(Data records)
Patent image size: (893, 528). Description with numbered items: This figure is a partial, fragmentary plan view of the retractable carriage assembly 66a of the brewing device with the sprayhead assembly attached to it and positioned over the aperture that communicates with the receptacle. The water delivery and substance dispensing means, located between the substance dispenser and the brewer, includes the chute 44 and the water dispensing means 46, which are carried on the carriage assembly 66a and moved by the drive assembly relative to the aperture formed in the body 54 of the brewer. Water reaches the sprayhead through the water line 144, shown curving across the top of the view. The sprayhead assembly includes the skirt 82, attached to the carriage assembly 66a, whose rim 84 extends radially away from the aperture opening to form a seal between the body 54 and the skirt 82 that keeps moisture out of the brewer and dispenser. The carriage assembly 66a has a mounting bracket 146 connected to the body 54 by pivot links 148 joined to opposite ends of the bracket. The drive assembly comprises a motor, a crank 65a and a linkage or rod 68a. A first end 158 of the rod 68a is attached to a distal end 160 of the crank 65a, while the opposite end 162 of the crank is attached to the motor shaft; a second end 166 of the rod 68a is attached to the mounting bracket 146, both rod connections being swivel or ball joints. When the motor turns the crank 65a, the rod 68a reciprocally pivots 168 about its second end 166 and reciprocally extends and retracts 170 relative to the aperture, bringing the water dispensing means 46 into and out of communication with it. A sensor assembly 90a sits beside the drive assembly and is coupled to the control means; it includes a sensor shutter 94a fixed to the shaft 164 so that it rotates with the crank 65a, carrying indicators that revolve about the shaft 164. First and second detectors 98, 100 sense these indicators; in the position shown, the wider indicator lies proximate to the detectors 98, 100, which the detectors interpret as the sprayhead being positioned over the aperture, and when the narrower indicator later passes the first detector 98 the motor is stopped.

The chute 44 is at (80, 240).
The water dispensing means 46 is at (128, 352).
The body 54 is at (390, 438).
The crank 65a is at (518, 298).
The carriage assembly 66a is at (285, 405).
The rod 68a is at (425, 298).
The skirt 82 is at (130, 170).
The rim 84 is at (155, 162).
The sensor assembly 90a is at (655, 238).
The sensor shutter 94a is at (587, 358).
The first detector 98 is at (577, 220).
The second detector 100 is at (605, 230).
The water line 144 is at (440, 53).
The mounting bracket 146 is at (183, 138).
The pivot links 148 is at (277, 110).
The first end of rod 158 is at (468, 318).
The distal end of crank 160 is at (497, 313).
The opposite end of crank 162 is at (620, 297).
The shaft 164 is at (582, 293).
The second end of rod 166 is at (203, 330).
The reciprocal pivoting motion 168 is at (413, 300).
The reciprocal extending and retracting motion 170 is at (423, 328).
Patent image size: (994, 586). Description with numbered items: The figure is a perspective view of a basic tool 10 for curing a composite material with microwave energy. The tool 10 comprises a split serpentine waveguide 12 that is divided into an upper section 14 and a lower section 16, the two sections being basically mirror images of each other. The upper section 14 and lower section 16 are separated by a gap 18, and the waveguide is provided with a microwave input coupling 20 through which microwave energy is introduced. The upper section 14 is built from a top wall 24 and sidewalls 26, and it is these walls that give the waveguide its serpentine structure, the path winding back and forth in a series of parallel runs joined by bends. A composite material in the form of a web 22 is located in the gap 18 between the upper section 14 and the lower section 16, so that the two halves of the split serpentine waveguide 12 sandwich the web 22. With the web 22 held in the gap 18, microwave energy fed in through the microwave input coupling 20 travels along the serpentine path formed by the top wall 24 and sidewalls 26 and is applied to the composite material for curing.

• _THE EXERCISE_
Can you locate each row above that contains the word "line" and copy every one of them out in full?

• _SOLVED EXERCISE_
Patent image size: (893, 528). Description with numbered items: This figure is a partial, fragmentary plan view of the retractable carriage assembly 66a of the brewing device with the sprayhead assembly attached to it and positioned over the aperture that communicates with the receptacle. The water delivery and substance dispensing means, located between the substance dispenser and the brewer, includes the chute 44 and the water dispensing means 46, which are carried on the carriage assembly 66a and moved by the drive assembly relative to the aperture formed in the body 54 of the brewer. Water reaches the sprayhead through the water line 144, shown curving across the top of the view. The sprayhead assembly includes the skirt 82, attached to the carriage assembly 66a, whose rim 84 extends radially away from the aperture opening to form a seal between the body 54 and the skirt 82 that keeps moisture out of the brewer and dispenser. The carriage assembly 66a has a mounting bracket 146 connected to the body 54 by pivot links 148 joined to opposite ends of the bracket. The drive assembly comprises a motor, a crank 65a and a linkage or rod 68a. A first end 158 of the rod 68a is attached to a distal end 160 of the crank 65a, while the opposite end 162 of the crank is attached to the motor shaft; a second end 166 of the rod 68a is attached to the mounting bracket 146, both rod connections being swivel or ball joints. When the motor turns the crank 65a, the rod 68a reciprocally pivots 168 about its second end 166 and reciprocally extends and retracts 170 relative to the aperture, bringing the water dispensing means 46 into and out of communication with it. A sensor assembly 90a sits beside the drive assembly and is coupled to the control means; it includes a sensor shutter 94a fixed to the shaft 164 so that it rotates with the crank 65a, carrying indicators that revolve about the shaft 164. First and second detectors 98, 100 sense these indicators; in the position shown, the wider indicator lies proximate to the detectors 98, 100, which the detectors interpret as the sprayhead being positioned over the aperture, and when the narrower indicator later passes the first detector 98 the motor is stopped.
The water line 144 is at (440, 53).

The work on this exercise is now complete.